◆ EXERCISE AIM ◆
Copy each line where the word "true" occurs.
:: DATA SECTION ::
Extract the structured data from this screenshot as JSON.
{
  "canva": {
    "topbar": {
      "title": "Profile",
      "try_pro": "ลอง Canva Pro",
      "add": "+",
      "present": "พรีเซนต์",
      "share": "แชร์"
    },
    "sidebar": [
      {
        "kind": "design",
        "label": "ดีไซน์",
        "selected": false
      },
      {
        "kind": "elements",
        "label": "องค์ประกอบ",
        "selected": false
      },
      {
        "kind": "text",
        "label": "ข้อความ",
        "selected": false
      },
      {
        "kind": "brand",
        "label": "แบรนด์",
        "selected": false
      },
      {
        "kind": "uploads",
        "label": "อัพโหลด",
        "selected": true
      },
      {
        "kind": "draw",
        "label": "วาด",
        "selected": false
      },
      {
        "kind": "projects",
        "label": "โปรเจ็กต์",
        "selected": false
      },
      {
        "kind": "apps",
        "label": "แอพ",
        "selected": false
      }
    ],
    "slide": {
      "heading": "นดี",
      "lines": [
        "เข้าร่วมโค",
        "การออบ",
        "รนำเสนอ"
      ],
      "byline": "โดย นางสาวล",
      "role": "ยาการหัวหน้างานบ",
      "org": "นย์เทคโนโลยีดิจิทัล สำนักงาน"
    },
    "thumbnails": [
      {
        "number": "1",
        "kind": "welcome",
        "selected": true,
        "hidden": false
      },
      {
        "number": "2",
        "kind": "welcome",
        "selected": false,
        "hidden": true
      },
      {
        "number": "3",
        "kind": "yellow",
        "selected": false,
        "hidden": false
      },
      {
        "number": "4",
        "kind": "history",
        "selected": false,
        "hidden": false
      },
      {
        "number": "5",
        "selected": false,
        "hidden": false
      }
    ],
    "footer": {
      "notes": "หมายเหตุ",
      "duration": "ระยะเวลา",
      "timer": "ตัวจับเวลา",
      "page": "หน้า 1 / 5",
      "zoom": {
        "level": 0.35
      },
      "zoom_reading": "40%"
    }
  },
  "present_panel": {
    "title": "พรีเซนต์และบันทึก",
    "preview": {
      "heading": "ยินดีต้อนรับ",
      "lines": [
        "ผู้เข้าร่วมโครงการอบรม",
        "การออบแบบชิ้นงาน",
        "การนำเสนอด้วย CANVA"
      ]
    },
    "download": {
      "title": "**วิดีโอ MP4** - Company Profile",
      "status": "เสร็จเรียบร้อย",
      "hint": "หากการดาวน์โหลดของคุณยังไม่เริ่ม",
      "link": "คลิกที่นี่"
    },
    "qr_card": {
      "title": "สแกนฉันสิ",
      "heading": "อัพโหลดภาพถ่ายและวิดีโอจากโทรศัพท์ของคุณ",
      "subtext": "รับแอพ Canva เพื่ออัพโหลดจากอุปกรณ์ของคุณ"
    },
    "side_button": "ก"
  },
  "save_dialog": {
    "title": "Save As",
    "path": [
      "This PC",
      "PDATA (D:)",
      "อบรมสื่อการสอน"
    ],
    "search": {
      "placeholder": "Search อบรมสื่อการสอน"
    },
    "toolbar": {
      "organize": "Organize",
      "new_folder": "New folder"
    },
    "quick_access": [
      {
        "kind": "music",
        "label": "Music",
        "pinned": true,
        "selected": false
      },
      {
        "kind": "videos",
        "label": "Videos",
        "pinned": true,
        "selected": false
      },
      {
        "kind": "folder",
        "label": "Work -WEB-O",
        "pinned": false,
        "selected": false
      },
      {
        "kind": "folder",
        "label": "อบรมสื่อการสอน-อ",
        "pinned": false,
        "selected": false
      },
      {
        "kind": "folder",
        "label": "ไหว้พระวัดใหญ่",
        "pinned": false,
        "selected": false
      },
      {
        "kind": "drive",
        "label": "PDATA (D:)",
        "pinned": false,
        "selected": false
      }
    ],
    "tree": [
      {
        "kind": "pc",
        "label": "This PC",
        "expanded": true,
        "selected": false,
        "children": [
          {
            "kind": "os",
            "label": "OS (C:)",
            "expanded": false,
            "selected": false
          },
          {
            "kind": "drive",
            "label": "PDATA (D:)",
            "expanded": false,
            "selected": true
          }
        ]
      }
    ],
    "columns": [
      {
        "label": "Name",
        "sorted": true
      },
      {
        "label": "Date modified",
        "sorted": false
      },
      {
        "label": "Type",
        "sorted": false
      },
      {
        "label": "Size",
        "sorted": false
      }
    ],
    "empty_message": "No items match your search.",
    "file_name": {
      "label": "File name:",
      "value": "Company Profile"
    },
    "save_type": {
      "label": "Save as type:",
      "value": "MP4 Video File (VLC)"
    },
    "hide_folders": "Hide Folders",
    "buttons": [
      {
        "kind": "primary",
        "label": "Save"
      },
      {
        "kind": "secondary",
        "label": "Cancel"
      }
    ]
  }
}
:::
◆ RESPONSE ◆
        "selected": true
        "selected": true,
        "hidden": true
        "pinned": true,
        "pinned": true,
        "expanded": true,
            "selected": true
        "sorted": true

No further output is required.